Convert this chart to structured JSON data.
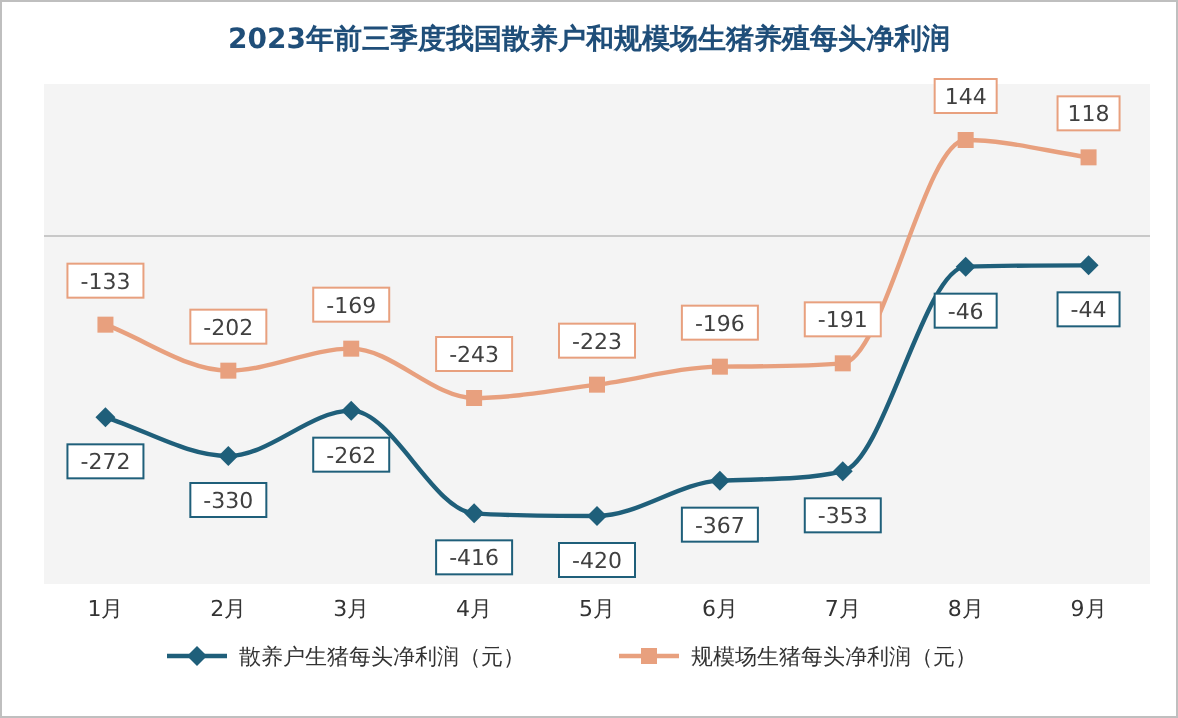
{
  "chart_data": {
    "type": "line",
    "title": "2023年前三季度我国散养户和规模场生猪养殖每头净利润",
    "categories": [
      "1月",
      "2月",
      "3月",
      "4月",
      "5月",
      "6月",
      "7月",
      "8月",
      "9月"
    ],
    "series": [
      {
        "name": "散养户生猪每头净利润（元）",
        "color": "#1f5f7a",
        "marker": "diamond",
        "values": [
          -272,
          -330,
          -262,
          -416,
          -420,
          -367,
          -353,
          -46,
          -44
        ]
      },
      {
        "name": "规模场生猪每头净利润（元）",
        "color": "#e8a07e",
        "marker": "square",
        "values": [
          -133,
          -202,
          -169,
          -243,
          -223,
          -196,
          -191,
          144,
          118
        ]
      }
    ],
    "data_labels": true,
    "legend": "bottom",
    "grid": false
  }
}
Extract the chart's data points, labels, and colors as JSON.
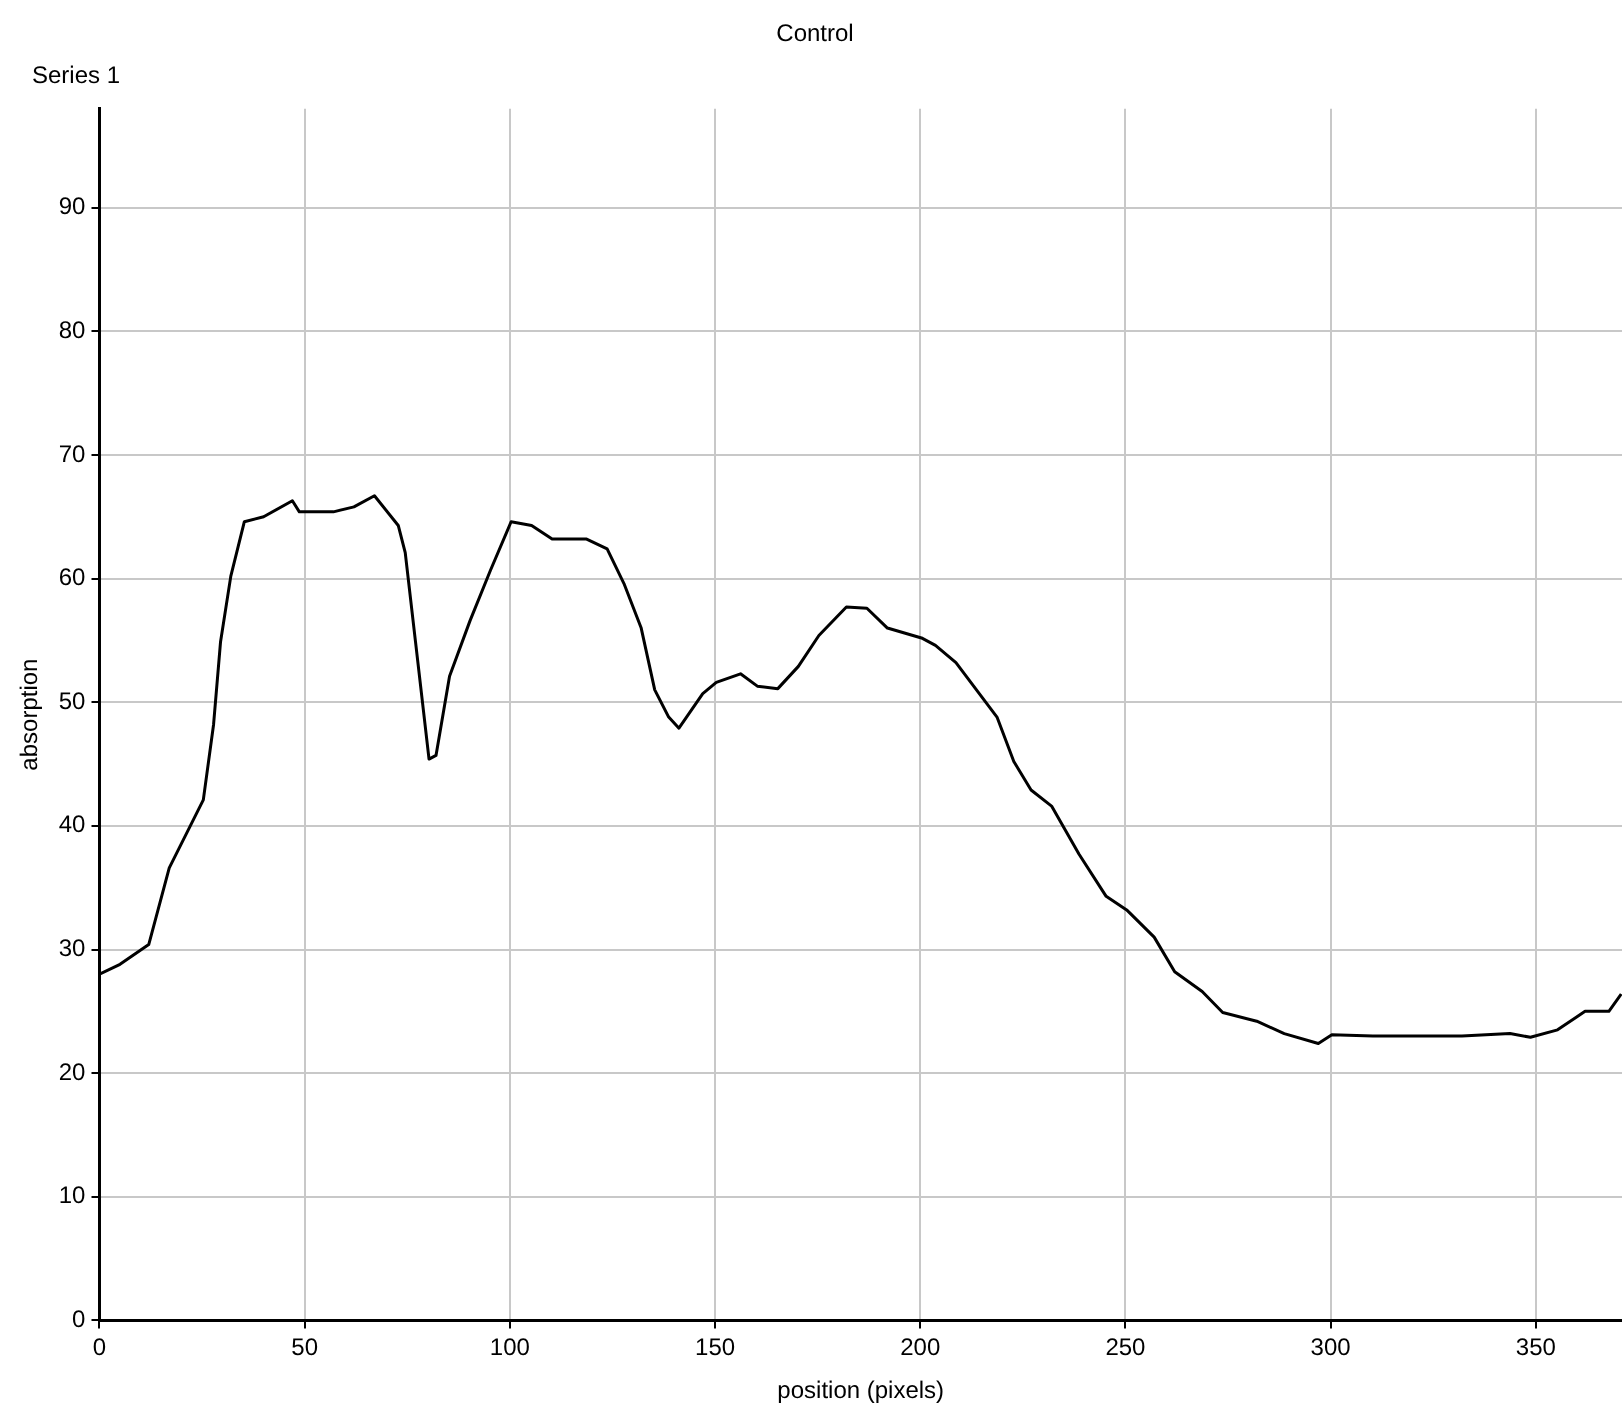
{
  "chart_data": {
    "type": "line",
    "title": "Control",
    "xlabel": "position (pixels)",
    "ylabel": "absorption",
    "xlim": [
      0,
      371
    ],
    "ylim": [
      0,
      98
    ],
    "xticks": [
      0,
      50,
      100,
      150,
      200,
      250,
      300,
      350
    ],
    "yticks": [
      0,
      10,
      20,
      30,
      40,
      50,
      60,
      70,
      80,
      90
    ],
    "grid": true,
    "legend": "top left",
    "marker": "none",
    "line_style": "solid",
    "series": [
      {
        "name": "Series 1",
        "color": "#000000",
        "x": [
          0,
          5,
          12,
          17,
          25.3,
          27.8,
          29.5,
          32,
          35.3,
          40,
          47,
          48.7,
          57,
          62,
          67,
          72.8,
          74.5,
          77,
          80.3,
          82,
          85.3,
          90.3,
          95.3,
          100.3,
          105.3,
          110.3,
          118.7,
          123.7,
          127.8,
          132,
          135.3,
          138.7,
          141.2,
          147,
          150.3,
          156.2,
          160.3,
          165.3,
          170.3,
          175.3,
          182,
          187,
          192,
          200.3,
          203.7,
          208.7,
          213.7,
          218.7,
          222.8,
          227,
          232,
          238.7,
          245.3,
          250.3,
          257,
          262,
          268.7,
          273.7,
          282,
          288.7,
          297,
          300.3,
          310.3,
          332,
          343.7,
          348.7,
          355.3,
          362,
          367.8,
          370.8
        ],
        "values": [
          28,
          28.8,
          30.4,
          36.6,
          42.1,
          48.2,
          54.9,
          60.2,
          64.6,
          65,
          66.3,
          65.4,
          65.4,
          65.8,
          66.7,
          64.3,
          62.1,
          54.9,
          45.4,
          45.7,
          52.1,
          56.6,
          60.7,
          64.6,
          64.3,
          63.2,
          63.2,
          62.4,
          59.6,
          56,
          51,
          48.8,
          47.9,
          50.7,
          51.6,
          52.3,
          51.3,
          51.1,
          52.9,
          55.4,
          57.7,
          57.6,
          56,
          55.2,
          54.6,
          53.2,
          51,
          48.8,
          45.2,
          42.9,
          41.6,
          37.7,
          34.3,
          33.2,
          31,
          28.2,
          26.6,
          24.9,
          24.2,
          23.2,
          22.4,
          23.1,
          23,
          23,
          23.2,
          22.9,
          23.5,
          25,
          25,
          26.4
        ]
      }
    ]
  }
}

○ ○ ○ ○ ○ ○ ○

Within the data above, pick out all lines holding the word "JSON".

Convert this chart to structured JSON data.
Extract the chart's data points, labels, and colors as JSON.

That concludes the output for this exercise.